## DIRECTIVE
Find the lines holding "title" and copy them.

## Items listed in a dataset
┌──

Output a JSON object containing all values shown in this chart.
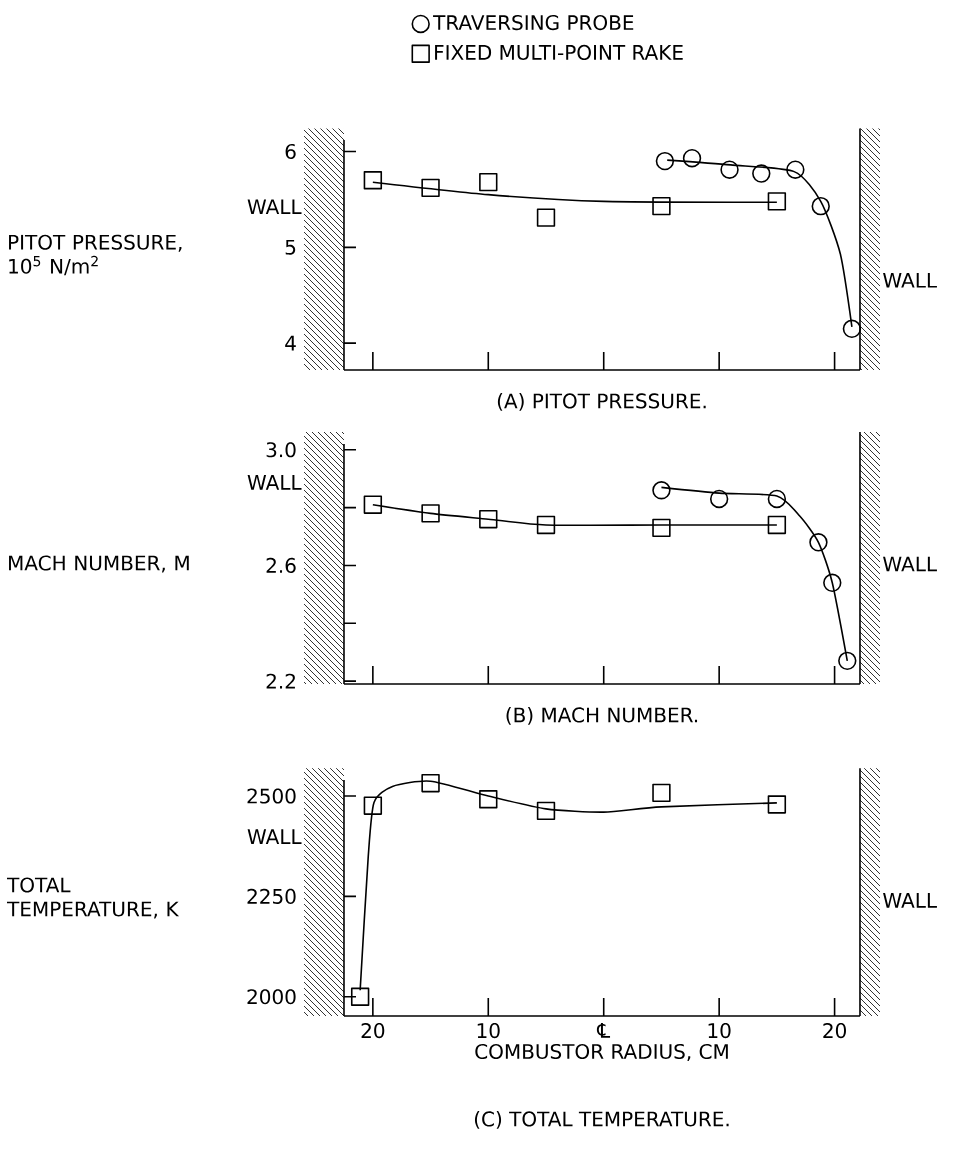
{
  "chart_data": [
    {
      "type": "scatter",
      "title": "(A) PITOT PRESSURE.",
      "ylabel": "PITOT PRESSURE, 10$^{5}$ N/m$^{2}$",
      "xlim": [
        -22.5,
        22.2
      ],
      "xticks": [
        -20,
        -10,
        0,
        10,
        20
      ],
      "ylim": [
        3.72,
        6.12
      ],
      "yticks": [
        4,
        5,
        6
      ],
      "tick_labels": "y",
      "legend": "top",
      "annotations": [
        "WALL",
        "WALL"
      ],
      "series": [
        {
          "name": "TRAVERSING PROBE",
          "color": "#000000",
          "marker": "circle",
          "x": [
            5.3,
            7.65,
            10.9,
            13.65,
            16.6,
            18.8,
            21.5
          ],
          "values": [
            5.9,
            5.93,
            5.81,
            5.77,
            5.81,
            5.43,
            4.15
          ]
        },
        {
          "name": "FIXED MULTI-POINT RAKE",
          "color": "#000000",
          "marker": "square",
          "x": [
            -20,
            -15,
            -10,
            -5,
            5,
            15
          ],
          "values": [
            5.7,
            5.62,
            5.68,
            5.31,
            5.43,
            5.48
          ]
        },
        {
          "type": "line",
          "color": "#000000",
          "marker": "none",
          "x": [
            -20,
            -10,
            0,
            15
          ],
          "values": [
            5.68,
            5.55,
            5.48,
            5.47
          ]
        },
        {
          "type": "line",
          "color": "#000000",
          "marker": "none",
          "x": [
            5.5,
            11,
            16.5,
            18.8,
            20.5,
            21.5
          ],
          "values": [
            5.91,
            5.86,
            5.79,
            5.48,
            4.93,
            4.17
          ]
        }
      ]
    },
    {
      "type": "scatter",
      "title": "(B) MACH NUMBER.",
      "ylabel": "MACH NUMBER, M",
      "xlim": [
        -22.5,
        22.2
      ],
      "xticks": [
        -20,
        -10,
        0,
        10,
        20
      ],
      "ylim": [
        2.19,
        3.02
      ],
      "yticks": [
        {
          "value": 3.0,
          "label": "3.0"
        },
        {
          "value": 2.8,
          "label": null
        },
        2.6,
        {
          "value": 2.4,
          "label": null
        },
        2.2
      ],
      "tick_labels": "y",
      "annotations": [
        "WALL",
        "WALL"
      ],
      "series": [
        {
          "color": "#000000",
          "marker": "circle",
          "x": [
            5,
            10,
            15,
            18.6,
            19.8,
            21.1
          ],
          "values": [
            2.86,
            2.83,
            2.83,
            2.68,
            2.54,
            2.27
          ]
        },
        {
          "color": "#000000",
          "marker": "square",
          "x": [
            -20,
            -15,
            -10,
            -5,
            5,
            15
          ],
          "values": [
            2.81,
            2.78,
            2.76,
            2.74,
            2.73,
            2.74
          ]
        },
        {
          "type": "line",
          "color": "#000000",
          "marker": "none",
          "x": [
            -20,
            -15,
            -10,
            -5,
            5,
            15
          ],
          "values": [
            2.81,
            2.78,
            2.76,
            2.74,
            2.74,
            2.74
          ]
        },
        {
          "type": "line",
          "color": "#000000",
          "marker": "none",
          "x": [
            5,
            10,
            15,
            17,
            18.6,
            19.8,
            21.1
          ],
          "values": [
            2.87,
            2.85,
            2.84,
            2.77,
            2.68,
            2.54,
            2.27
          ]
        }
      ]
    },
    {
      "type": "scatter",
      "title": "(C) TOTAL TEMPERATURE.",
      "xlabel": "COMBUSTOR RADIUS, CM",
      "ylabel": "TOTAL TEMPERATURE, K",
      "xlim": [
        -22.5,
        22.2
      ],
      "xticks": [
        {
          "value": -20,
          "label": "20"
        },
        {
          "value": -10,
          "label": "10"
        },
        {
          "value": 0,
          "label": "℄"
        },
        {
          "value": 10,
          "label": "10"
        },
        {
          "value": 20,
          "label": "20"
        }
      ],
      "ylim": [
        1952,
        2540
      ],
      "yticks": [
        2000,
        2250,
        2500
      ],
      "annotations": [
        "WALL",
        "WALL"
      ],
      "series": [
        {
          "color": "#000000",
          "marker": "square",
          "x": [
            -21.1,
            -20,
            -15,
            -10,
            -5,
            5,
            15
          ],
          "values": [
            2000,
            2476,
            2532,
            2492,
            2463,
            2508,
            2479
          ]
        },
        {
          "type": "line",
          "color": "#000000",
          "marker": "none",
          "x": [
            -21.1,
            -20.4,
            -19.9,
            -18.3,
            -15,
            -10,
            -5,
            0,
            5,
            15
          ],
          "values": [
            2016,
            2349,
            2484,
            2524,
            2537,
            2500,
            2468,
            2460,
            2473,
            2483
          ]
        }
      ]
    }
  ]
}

└──
┌──

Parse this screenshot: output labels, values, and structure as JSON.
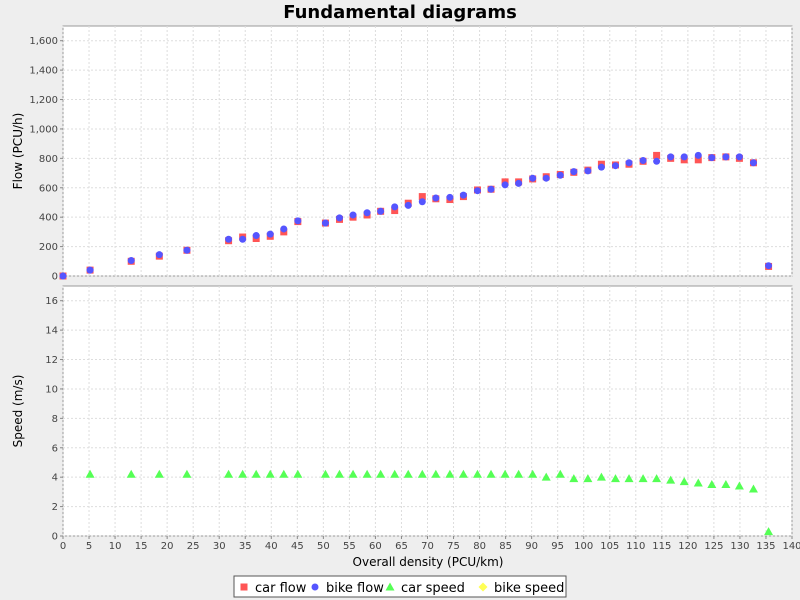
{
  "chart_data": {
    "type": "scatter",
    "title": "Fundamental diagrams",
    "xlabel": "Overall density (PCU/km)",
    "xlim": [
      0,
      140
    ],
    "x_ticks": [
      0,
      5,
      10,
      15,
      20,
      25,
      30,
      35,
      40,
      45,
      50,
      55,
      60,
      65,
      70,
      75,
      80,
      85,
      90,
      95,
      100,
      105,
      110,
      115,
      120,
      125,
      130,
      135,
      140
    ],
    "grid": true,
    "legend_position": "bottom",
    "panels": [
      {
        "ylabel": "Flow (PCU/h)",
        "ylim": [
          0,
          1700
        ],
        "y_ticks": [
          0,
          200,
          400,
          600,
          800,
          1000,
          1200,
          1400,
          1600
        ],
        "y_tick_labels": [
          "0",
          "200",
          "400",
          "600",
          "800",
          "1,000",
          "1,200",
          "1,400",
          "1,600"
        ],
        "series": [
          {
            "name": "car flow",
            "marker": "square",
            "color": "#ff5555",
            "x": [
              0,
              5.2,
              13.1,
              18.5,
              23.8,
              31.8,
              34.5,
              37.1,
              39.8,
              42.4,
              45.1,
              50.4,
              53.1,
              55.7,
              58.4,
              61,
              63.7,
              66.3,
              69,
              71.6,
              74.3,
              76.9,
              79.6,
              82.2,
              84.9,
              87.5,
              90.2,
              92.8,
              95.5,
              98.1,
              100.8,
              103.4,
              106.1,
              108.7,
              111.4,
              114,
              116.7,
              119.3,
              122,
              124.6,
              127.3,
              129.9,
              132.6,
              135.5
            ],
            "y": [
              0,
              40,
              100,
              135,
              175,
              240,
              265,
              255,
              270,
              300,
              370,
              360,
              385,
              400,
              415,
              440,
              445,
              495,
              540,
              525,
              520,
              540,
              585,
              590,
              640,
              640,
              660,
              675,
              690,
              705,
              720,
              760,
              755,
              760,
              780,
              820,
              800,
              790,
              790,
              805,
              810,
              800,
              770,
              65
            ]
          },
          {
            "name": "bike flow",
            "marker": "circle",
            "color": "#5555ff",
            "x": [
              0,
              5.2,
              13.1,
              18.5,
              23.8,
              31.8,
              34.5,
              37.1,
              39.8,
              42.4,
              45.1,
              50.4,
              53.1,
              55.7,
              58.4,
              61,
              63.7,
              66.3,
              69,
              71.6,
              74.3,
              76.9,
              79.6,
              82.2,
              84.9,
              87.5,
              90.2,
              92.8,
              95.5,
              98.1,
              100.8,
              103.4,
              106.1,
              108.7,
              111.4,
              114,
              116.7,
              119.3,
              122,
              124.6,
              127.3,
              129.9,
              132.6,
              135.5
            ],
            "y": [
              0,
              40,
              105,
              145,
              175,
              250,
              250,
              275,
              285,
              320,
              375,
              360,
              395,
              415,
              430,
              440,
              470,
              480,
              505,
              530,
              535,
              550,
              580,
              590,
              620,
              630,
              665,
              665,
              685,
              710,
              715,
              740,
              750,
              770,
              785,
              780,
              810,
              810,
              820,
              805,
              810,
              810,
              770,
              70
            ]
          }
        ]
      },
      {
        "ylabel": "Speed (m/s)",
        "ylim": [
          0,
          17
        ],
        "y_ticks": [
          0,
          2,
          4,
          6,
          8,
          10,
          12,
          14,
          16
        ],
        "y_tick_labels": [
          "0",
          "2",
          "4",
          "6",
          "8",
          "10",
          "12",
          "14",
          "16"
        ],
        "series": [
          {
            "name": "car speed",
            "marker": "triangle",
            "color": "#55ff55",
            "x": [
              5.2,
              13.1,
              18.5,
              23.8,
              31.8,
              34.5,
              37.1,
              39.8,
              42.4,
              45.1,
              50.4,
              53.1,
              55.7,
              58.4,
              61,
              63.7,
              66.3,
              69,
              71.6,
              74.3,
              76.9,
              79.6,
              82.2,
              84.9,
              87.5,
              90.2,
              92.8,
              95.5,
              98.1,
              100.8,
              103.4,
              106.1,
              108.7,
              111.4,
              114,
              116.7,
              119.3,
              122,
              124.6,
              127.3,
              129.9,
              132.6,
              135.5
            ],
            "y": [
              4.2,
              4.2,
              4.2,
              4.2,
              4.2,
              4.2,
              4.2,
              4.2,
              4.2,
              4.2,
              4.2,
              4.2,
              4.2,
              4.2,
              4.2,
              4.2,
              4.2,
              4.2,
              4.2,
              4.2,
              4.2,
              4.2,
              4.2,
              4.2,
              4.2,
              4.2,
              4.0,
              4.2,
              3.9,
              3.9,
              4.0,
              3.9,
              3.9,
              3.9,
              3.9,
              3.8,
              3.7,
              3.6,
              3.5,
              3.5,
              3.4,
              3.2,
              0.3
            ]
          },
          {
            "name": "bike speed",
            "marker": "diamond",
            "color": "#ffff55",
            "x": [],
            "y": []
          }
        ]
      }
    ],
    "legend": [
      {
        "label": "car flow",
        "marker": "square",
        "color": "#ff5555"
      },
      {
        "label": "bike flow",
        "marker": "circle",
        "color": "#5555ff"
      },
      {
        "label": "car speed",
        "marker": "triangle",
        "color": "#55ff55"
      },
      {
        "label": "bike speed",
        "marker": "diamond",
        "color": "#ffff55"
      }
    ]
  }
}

└──

## REPLY TO THE EXERCISE
      "title": "(A) PITOT PRESSURE.",
      "title": "(B) MACH NUMBER.",
      "title": "(C) TOTAL TEMPERATURE.",
    "title": "Fundamental diagrams",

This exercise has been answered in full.